Give every line of the data again, unchanged, but with no pictures.

Data records

====

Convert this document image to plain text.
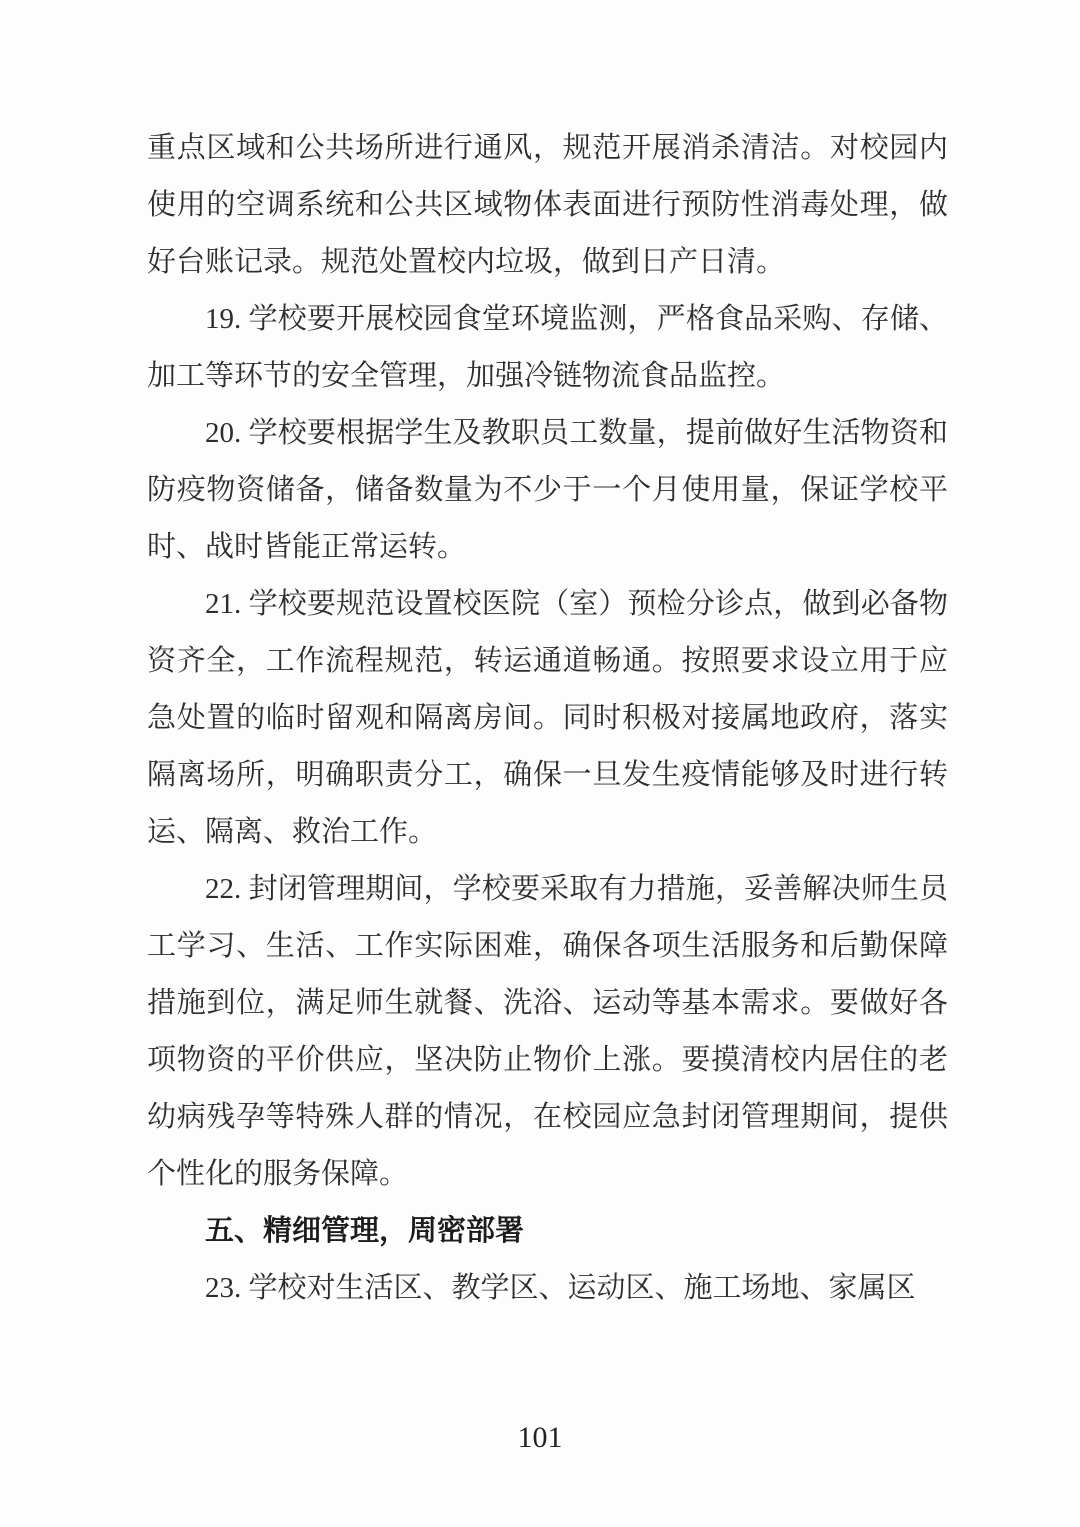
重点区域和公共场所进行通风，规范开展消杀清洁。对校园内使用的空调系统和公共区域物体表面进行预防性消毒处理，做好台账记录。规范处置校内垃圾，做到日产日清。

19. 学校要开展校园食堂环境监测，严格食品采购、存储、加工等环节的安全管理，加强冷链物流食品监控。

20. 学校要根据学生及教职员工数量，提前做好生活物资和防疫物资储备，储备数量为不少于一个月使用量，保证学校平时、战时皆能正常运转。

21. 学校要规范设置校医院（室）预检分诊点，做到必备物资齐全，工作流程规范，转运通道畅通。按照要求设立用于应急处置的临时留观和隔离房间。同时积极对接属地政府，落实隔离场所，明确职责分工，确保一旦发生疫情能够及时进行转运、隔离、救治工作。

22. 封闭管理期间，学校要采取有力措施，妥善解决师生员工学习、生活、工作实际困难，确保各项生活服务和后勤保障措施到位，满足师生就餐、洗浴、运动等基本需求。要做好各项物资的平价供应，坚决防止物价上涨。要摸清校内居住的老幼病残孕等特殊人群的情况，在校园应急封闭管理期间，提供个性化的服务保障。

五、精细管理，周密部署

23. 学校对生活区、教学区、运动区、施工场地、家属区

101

====

_COMPLETED EXERCISE_.
Convert this document image to plain text.
重点区域和公共场所进行通风，规范开展消杀清洁。对校园内使用的空调系统和公共区域物体表面进行预防性消毒处理，做好台账记录。规范处置校内垃圾，做到日产日清。

19. 学校要开展校园食堂环境监测，严格食品采购、存储、加工等环节的安全管理，加强冷链物流食品监控。

20. 学校要根据学生及教职员工数量，提前做好生活物资和防疫物资储备，储备数量为不少于一个月使用量，保证学校平时、战时皆能正常运转。

21. 学校要规范设置校医院（室）预检分诊点，做到必备物资齐全，工作流程规范，转运通道畅通。按照要求设立用于应急处置的临时留观和隔离房间。同时积极对接属地政府，落实隔离场所，明确职责分工，确保一旦发生疫情能够及时进行转运、隔离、救治工作。

22. 封闭管理期间，学校要采取有力措施，妥善解决师生员工学习、生活、工作实际困难，确保各项生活服务和后勤保障措施到位，满足师生就餐、洗浴、运动等基本需求。要做好各项物资的平价供应，坚决防止物价上涨。要摸清校内居住的老幼病残孕等特殊人群的情况，在校园应急封闭管理期间，提供个性化的服务保障。

五、精细管理，周密部署

23. 学校对生活区、教学区、运动区、施工场地、家属区

101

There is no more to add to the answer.